PROMPT: Lines containing the string "producción" are to be counted; report the total by itself.

Data entries
........

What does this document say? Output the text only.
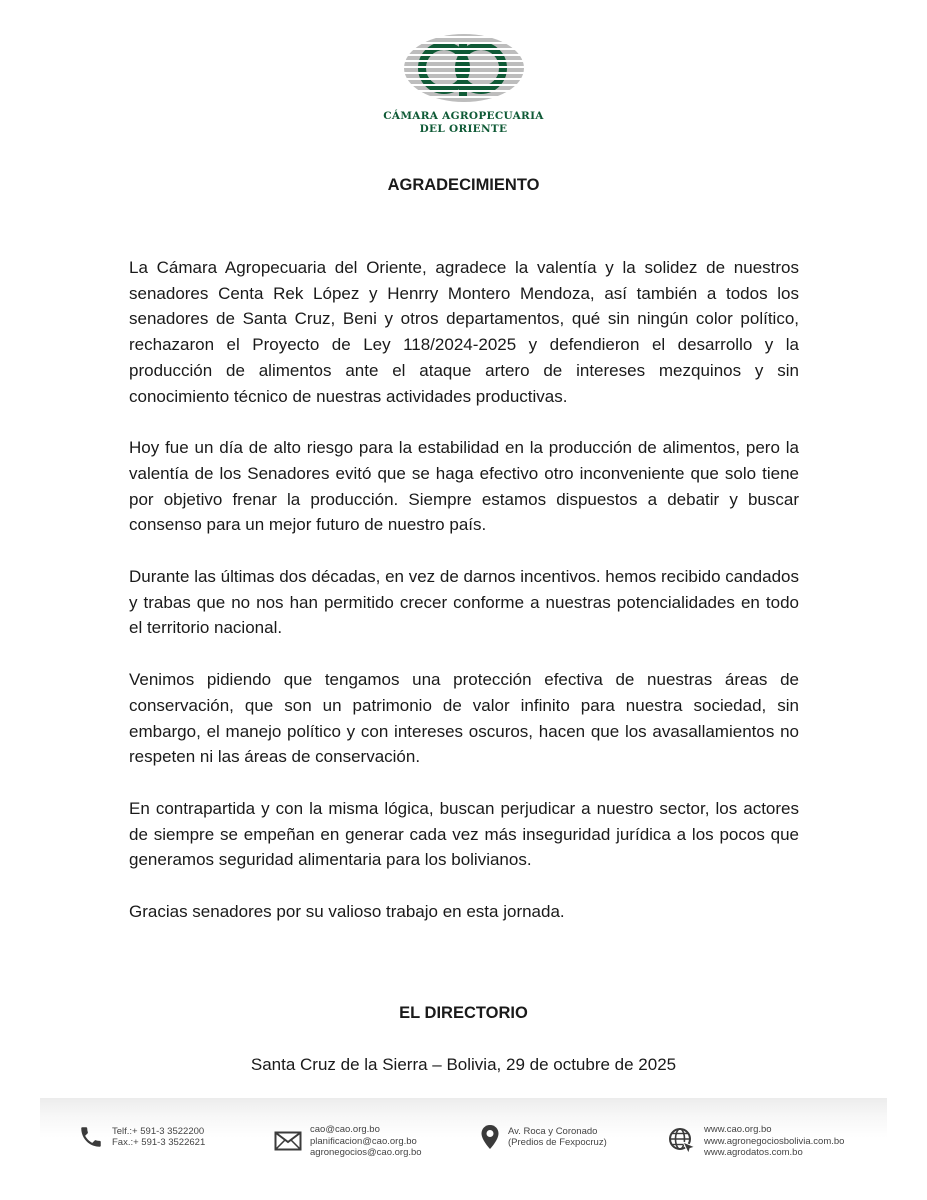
CÁMARA AGROPECUARIA
DEL ORIENTE
AGRADECIMIENTO

La Cámara Agropecuaria del Oriente, agradece la valentía y la solidez de nuestros senadores Centa Rek López y Henrry Montero Mendoza, así también a todos los senadores de Santa Cruz, Beni y otros departamentos, qué sin ningún color político, rechazaron el Proyecto de Ley 118/2024-2025 y defendieron el desarrollo y la producción de alimentos ante el ataque artero de intereses mezquinos y sin conocimiento técnico de nuestras actividades productivas.

Hoy fue un día de alto riesgo para la estabilidad en la producción de alimentos, pero la valentía de los Senadores evitó que se haga efectivo otro inconveniente que solo tiene por objetivo frenar la producción. Siempre estamos dispuestos a debatir y buscar consenso para un mejor futuro de nuestro país.

Durante las últimas dos décadas, en vez de darnos incentivos. hemos recibido candados y trabas que no nos han permitido crecer conforme a nuestras potencialidades en todo el territorio nacional.

Venimos pidiendo que tengamos una protección efectiva de nuestras áreas de conservación, que son un patrimonio de valor infinito para nuestra sociedad, sin embargo, el manejo político y con intereses oscuros, hacen que los avasallamientos no respeten ni las áreas de conservación.

En contrapartida y con la misma lógica, buscan perjudicar a nuestro sector, los actores de siempre se empeñan en generar cada vez más inseguridad jurídica a los pocos que generamos seguridad alimentaria para los bolivianos.

Gracias senadores por su valioso trabajo en esta jornada.

EL DIRECTORIO
Santa Cruz de la Sierra – Bolivia, 29 de octubre de 2025
Telf.:+ 591-3 3522200
Fax.:+ 591-3 3522621
cao@cao.org.bo
planificacion@cao.org.bo
agronegocios@cao.org.bo
Av. Roca y Coronado
(Predios de Fexpocruz)
www.cao.org.bo
www.agronegociosbolivia.com.bo
www.agrodatos.com.bo
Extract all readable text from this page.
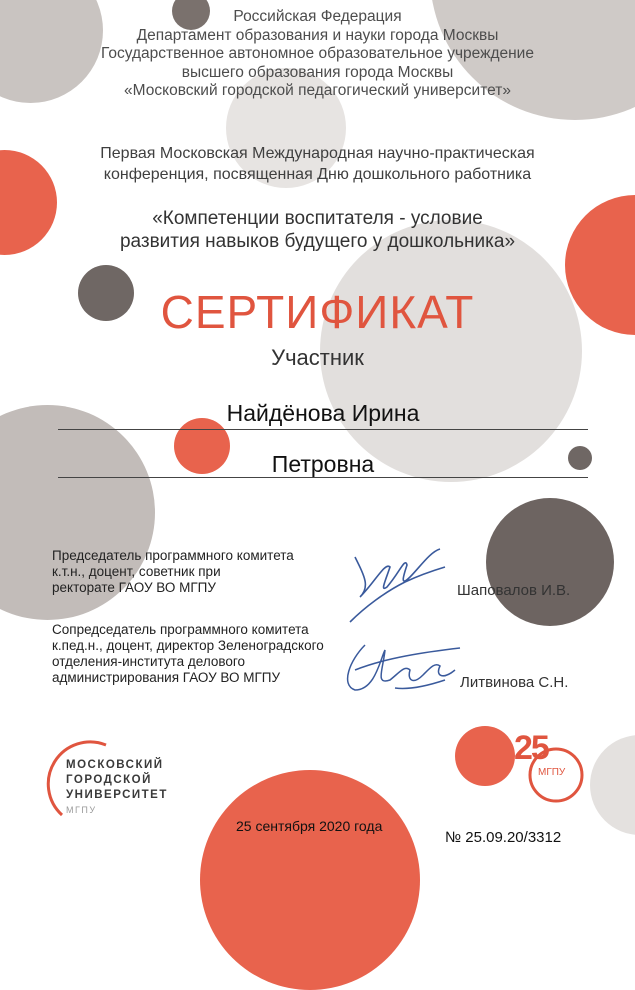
Российская Федерация
Департамент образования и науки города Москвы
Государственное автономное образовательное учреждение
высшего образования города Москвы
«Московский городской педагогический университет»
Первая Московская Международная научно-практическая
конференция, посвященная Дню дошкольного работника
«Компетенции воспитателя - условие
развития навыков будущего у дошкольника»
СЕРТИФИКАТ
Участник
Найдёнова Ирина
Петровна
Председатель программного комитета
к.т.н., доцент, советник при
ректорате ГАОУ ВО МГПУ	Шаповалов И.В.
Сопредседатель программного комитета
к.пед.н., доцент, директор Зеленоградского
отделения-института делового
администрирования ГАОУ ВО МГПУ	Литвинова С.Н.
МОСКОВСКИЙ
ГОРОДСКОЙ
УНИВЕРСИТЕТ
МГПУ
25
МГПУ
25 сентября 2020 года
№ 25.09.20/3312
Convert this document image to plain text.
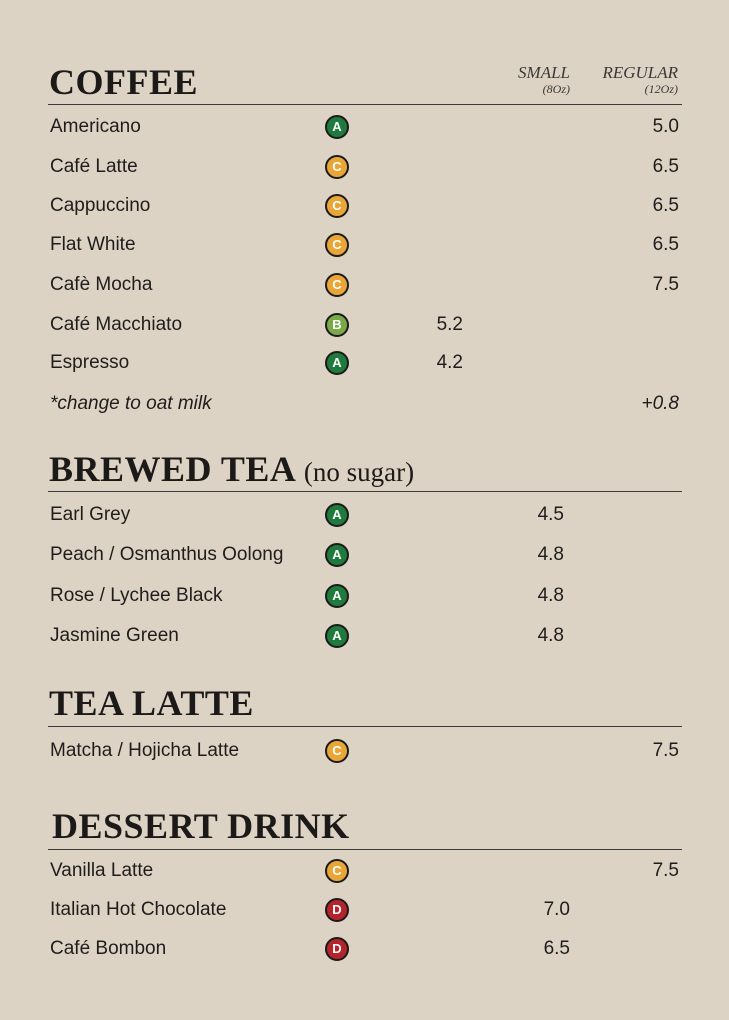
COFFEE	SMALL
(8Oz)
REGULAR
(12Oz)
Americano	A	5.0
Café Latte	C	6.5
Cappuccino	C	6.5
Flat White	C	6.5
Cafè Mocha	C	7.5
Café Macchiato	B	5.2
Espresso	A	4.2
*change to oat milk	+0.8
BREWED TEA (no sugar)
Earl Grey	A	4.5
Peach / Osmanthus Oolong	A	4.8
Rose / Lychee Black	A	4.8
Jasmine Green	A	4.8
TEA LATTE
Matcha / Hojicha Latte	C	7.5
DESSERT DRINK
Vanilla Latte	C	7.5
Italian Hot Chocolate	D	7.0
Café Bombon	D	6.5
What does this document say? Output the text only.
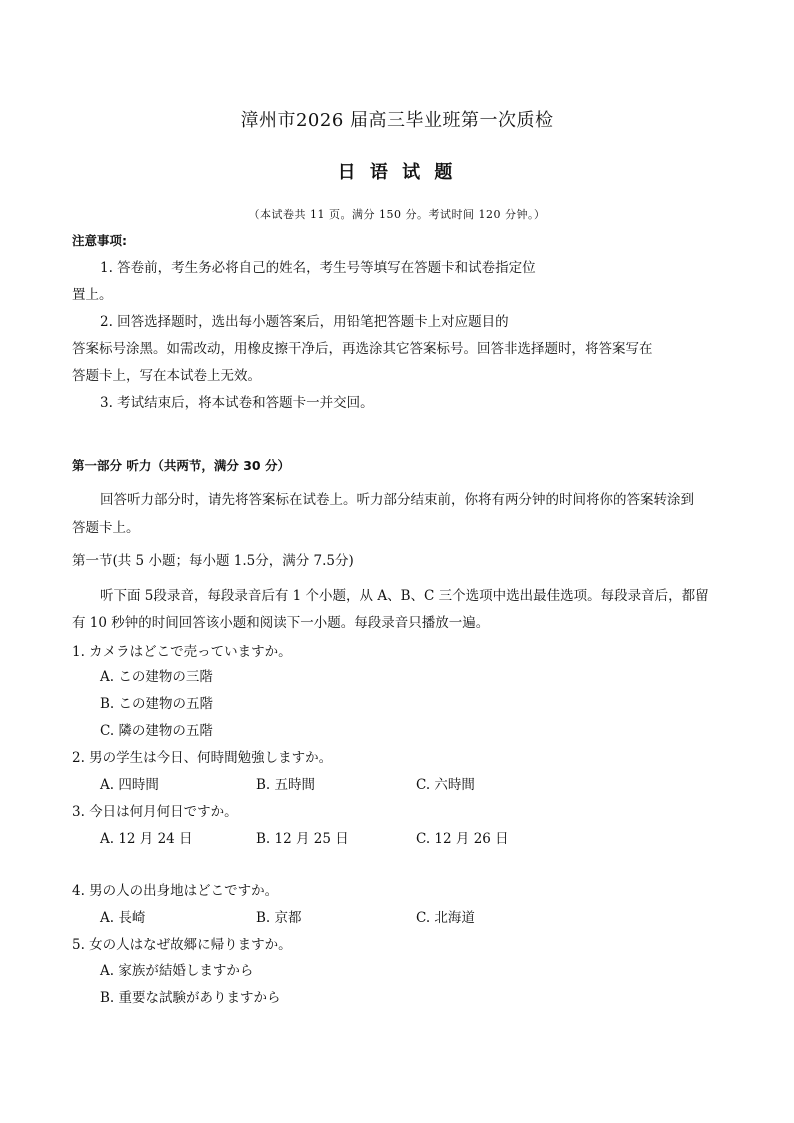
漳州市2026 届高三毕业班第一次质检
日 语 试 题
（本试卷共 11 页。满分 150 分。考试时间 120 分钟。）
注意事项:
1. 答卷前，考生务必将自己的姓名，考生号等填写在答题卡和试卷指定位
置上。
2. 回答选择题时，选出每小题答案后，用铅笔把答题卡上对应题目的
答案标号涂黑。如需改动，用橡皮擦干净后，再选涂其它答案标号。回答非选择题时，将答案写在
答题卡上，写在本试卷上无效。
3. 考试结束后，将本试卷和答题卡一并交回。
第一部分 听力（共两节，满分 30 分）
回答听力部分时，请先将答案标在试卷上。听力部分结束前，你将有两分钟的时间将你的答案转涂到
答题卡上。
第一节(共 5 小题；每小题 1.5分，满分 7.5分)
听下面 5段录音，每段录音后有 1 个小题，从 A、B、C 三个选项中选出最佳选项。每段录音后，都留
有 10 秒钟的时间回答该小题和阅读下一小题。每段录音只播放一遍。
1. カメラはどこで売っていますか。
A. この建物の三階
B. この建物の五階
C. 隣の建物の五階
2. 男の学生は今日、何時間勉強しますか。
A. 四時間	B. 五時間	C. 六時間
3. 今日は何月何日ですか。
A. 12 月 24 日	B. 12 月 25 日	C. 12 月 26 日
4. 男の人の出身地はどこですか。
A. 長崎	B. 京都	C. 北海道
5. 女の人はなぜ故郷に帰りますか。
A. 家族が結婚しますから
B. 重要な試験がありますから
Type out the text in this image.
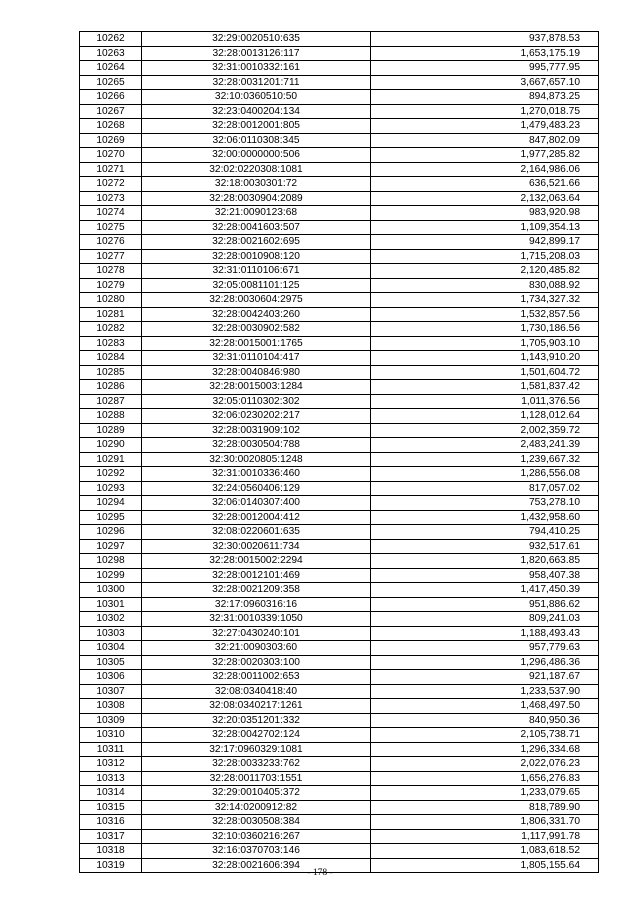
10262	32:29:0020510:635	937,878.53
10263	32:28:0013126:117	1,653,175.19
10264	32:31:0010332:161	995,777.95
10265	32:28:0031201:711	3,667,657.10
10266	32:10:0360510:50	894,873.25
10267	32:23:0400204:134	1,270,018.75
10268	32:28:0012001:805	1,479,483.23
10269	32:06:0110308:345	847,802.09
10270	32:00:0000000:506	1,977,285.82
10271	32:02:0220308:1081	2,164,986.06
10272	32:18:0030301:72	636,521.66
10273	32:28:0030904:2089	2,132,063.64
10274	32:21:0090123:68	983,920.98
10275	32:28:0041603:507	1,109,354.13
10276	32:28:0021602:695	942,899.17
10277	32:28:0010908:120	1,715,208.03
10278	32:31:0110106:671	2,120,485.82
10279	32:05:0081101:125	830,088.92
10280	32:28:0030604:2975	1,734,327.32
10281	32:28:0042403:260	1,532,857.56
10282	32:28:0030902:582	1,730,186.56
10283	32:28:0015001:1765	1,705,903.10
10284	32:31:0110104:417	1,143,910.20
10285	32:28:0040846:980	1,501,604.72
10286	32:28:0015003:1284	1,581,837.42
10287	32:05:0110302:302	1,011,376.56
10288	32:06:0230202:217	1,128,012.64
10289	32:28:0031909:102	2,002,359.72
10290	32:28:0030504:788	2,483,241.39
10291	32:30:0020805:1248	1,239,667.32
10292	32:31:0010336:460	1,286,556.08
10293	32:24:0560406:129	817,057.02
10294	32:06:0140307:400	753,278.10
10295	32:28:0012004:412	1,432,958.60
10296	32:08:0220601:635	794,410.25
10297	32:30:0020611:734	932,517.61
10298	32:28:0015002:2294	1,820,663.85
10299	32:28:0012101:469	958,407.38
10300	32:28:0021209:358	1,417,450.39
10301	32:17:0960316:16	951,886.62
10302	32:31:0010339:1050	809,241.03
10303	32:27:0430240:101	1,188,493.43
10304	32:21:0090303:60	957,779.63
10305	32:28:0020303:100	1,296,486.36
10306	32:28:0011002:653	921,187.67
10307	32:08:0340418:40	1,233,537.90
10308	32:08:0340217:1261	1,468,497.50
10309	32:20:0351201:332	840,950.36
10310	32:28:0042702:124	2,105,738.71
10311	32:17:0960329:1081	1,296,334.68
10312	32:28:0033233:762	2,022,076.23
10313	32:28:0011703:1551	1,656,276.83
10314	32:29:0010405:372	1,233,079.65
10315	32:14:0200912:82	818,789.90
10316	32:28:0030508:384	1,806,331.70
10317	32:10:0360216:267	1,117,991.78
10318	32:16:0370703:146	1,083,618.52
10319	32:28:0021606:394	1,805,155.64
- 178 -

........

OUTPUT BELOW: 2